**Excerpts from a figure dataset**
%%

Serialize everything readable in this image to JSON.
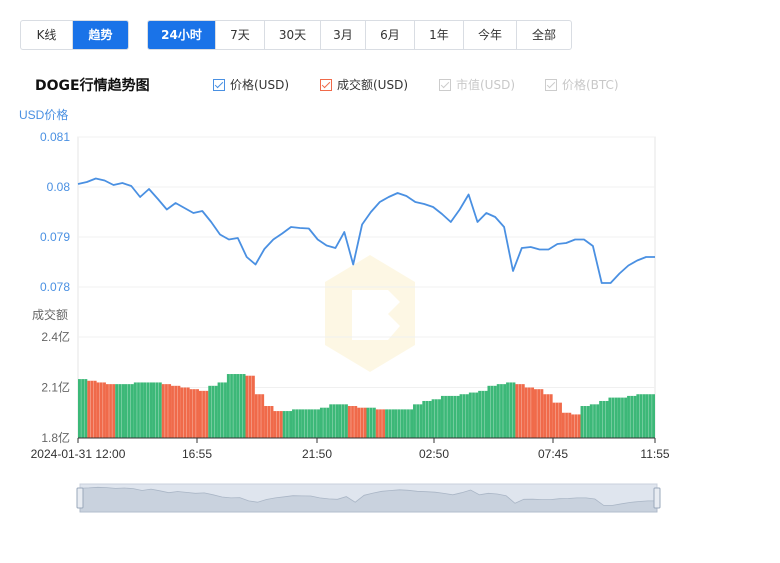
{
  "view_tabs": [
    {
      "label": "K线",
      "active": false
    },
    {
      "label": "趋势",
      "active": true
    }
  ],
  "range_tabs": [
    {
      "label": "24小时",
      "active": true
    },
    {
      "label": "7天",
      "active": false
    },
    {
      "label": "30天",
      "active": false
    },
    {
      "label": "3月",
      "active": false
    },
    {
      "label": "6月",
      "active": false
    },
    {
      "label": "1年",
      "active": false
    },
    {
      "label": "今年",
      "active": false
    },
    {
      "label": "全部",
      "active": false
    }
  ],
  "chart_title": "DOGE行情趋势图",
  "legend": [
    {
      "label": "价格(USD)",
      "checked": true,
      "color": "#4a90e2"
    },
    {
      "label": "成交额(USD)",
      "checked": true,
      "color": "#f06a4a"
    },
    {
      "label": "市值(USD)",
      "checked": false,
      "color": "#cccccc"
    },
    {
      "label": "价格(BTC)",
      "checked": false,
      "color": "#cccccc"
    }
  ],
  "chart_data": {
    "type": "line",
    "title": "DOGE行情趋势图",
    "price_axis_label": "USD价格",
    "price_ticks": [
      "0.081",
      "0.08",
      "0.079",
      "0.078"
    ],
    "price_range": [
      0.077,
      0.081
    ],
    "volume_axis_label": "成交额",
    "volume_ticks": [
      "2.4亿",
      "2.1亿",
      "1.8亿"
    ],
    "volume_range": [
      1.8,
      2.4
    ],
    "volume_unit": "亿",
    "x_ticks": [
      "2024-01-31 12:00",
      "16:55",
      "21:50",
      "02:50",
      "07:45",
      "11:55"
    ],
    "price_series": {
      "name": "价格(USD)",
      "color": "#4a90e2",
      "values": [
        0.08006,
        0.0801,
        0.08017,
        0.08013,
        0.08004,
        0.08008,
        0.08002,
        0.0798,
        0.07996,
        0.07976,
        0.07955,
        0.07968,
        0.07958,
        0.07948,
        0.07952,
        0.0793,
        0.07905,
        0.07895,
        0.07898,
        0.0786,
        0.07845,
        0.07876,
        0.07895,
        0.07907,
        0.0792,
        0.07918,
        0.07917,
        0.07895,
        0.07883,
        0.07878,
        0.0791,
        0.07845,
        0.07925,
        0.0795,
        0.0797,
        0.0798,
        0.07988,
        0.07982,
        0.0797,
        0.07966,
        0.0796,
        0.07946,
        0.0793,
        0.07955,
        0.07985,
        0.0793,
        0.07948,
        0.0794,
        0.0792,
        0.07832,
        0.07878,
        0.0788,
        0.07875,
        0.07875,
        0.07886,
        0.07888,
        0.07895,
        0.07895,
        0.07882,
        0.07808,
        0.07808,
        0.07827,
        0.07843,
        0.07853,
        0.0786,
        0.0786
      ],
      "x_index": "evenly spaced samples from 2024-01-31 12:00 to 11:55"
    },
    "volume_series": {
      "name": "成交额(USD)",
      "values_yi": [
        2.15,
        2.14,
        2.13,
        2.12,
        2.12,
        2.12,
        2.13,
        2.13,
        2.13,
        2.12,
        2.11,
        2.1,
        2.09,
        2.08,
        2.11,
        2.13,
        2.18,
        2.18,
        2.17,
        2.06,
        1.99,
        1.96,
        1.96,
        1.97,
        1.97,
        1.97,
        1.98,
        2.0,
        2.0,
        1.99,
        1.98,
        1.98,
        1.97,
        1.97,
        1.97,
        1.97,
        2.0,
        2.02,
        2.03,
        2.05,
        2.05,
        2.06,
        2.07,
        2.08,
        2.11,
        2.12,
        2.13,
        2.12,
        2.1,
        2.09,
        2.06,
        2.01,
        1.95,
        1.94,
        1.99,
        2.0,
        2.02,
        2.04,
        2.04,
        2.05,
        2.06,
        2.06
      ],
      "up_color": "#3cb878",
      "down_color": "#f06a4a"
    },
    "grid": true
  }
}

%%

**Work to do**
Repeat the records in full, exactly as they appear, without the pictures.

**Full response**
Serialize everything readable in this image to JSON.
{
  "view_tabs": [
    {
      "label": "K线",
      "active": false
    },
    {
      "label": "趋势",
      "active": true
    }
  ],
  "range_tabs": [
    {
      "label": "24小时",
      "active": true
    },
    {
      "label": "7天",
      "active": false
    },
    {
      "label": "30天",
      "active": false
    },
    {
      "label": "3月",
      "active": false
    },
    {
      "label": "6月",
      "active": false
    },
    {
      "label": "1年",
      "active": false
    },
    {
      "label": "今年",
      "active": false
    },
    {
      "label": "全部",
      "active": false
    }
  ],
  "chart_title": "DOGE行情趋势图",
  "legend": [
    {
      "label": "价格(USD)",
      "checked": true,
      "color": "#4a90e2"
    },
    {
      "label": "成交额(USD)",
      "checked": true,
      "color": "#f06a4a"
    },
    {
      "label": "市值(USD)",
      "checked": false,
      "color": "#cccccc"
    },
    {
      "label": "价格(BTC)",
      "checked": false,
      "color": "#cccccc"
    }
  ],
  "chart_data": {
    "type": "line",
    "title": "DOGE行情趋势图",
    "price_axis_label": "USD价格",
    "price_ticks": [
      "0.081",
      "0.08",
      "0.079",
      "0.078"
    ],
    "price_range": [
      0.077,
      0.081
    ],
    "volume_axis_label": "成交额",
    "volume_ticks": [
      "2.4亿",
      "2.1亿",
      "1.8亿"
    ],
    "volume_range": [
      1.8,
      2.4
    ],
    "volume_unit": "亿",
    "x_ticks": [
      "2024-01-31 12:00",
      "16:55",
      "21:50",
      "02:50",
      "07:45",
      "11:55"
    ],
    "price_series": {
      "name": "价格(USD)",
      "color": "#4a90e2",
      "values": [
        0.08006,
        0.0801,
        0.08017,
        0.08013,
        0.08004,
        0.08008,
        0.08002,
        0.0798,
        0.07996,
        0.07976,
        0.07955,
        0.07968,
        0.07958,
        0.07948,
        0.07952,
        0.0793,
        0.07905,
        0.07895,
        0.07898,
        0.0786,
        0.07845,
        0.07876,
        0.07895,
        0.07907,
        0.0792,
        0.07918,
        0.07917,
        0.07895,
        0.07883,
        0.07878,
        0.0791,
        0.07845,
        0.07925,
        0.0795,
        0.0797,
        0.0798,
        0.07988,
        0.07982,
        0.0797,
        0.07966,
        0.0796,
        0.07946,
        0.0793,
        0.07955,
        0.07985,
        0.0793,
        0.07948,
        0.0794,
        0.0792,
        0.07832,
        0.07878,
        0.0788,
        0.07875,
        0.07875,
        0.07886,
        0.07888,
        0.07895,
        0.07895,
        0.07882,
        0.07808,
        0.07808,
        0.07827,
        0.07843,
        0.07853,
        0.0786,
        0.0786
      ],
      "x_index": "evenly spaced samples from 2024-01-31 12:00 to 11:55"
    },
    "volume_series": {
      "name": "成交额(USD)",
      "values_yi": [
        2.15,
        2.14,
        2.13,
        2.12,
        2.12,
        2.12,
        2.13,
        2.13,
        2.13,
        2.12,
        2.11,
        2.1,
        2.09,
        2.08,
        2.11,
        2.13,
        2.18,
        2.18,
        2.17,
        2.06,
        1.99,
        1.96,
        1.96,
        1.97,
        1.97,
        1.97,
        1.98,
        2.0,
        2.0,
        1.99,
        1.98,
        1.98,
        1.97,
        1.97,
        1.97,
        1.97,
        2.0,
        2.02,
        2.03,
        2.05,
        2.05,
        2.06,
        2.07,
        2.08,
        2.11,
        2.12,
        2.13,
        2.12,
        2.1,
        2.09,
        2.06,
        2.01,
        1.95,
        1.94,
        1.99,
        2.0,
        2.02,
        2.04,
        2.04,
        2.05,
        2.06,
        2.06
      ],
      "up_color": "#3cb878",
      "down_color": "#f06a4a"
    },
    "grid": true
  }
}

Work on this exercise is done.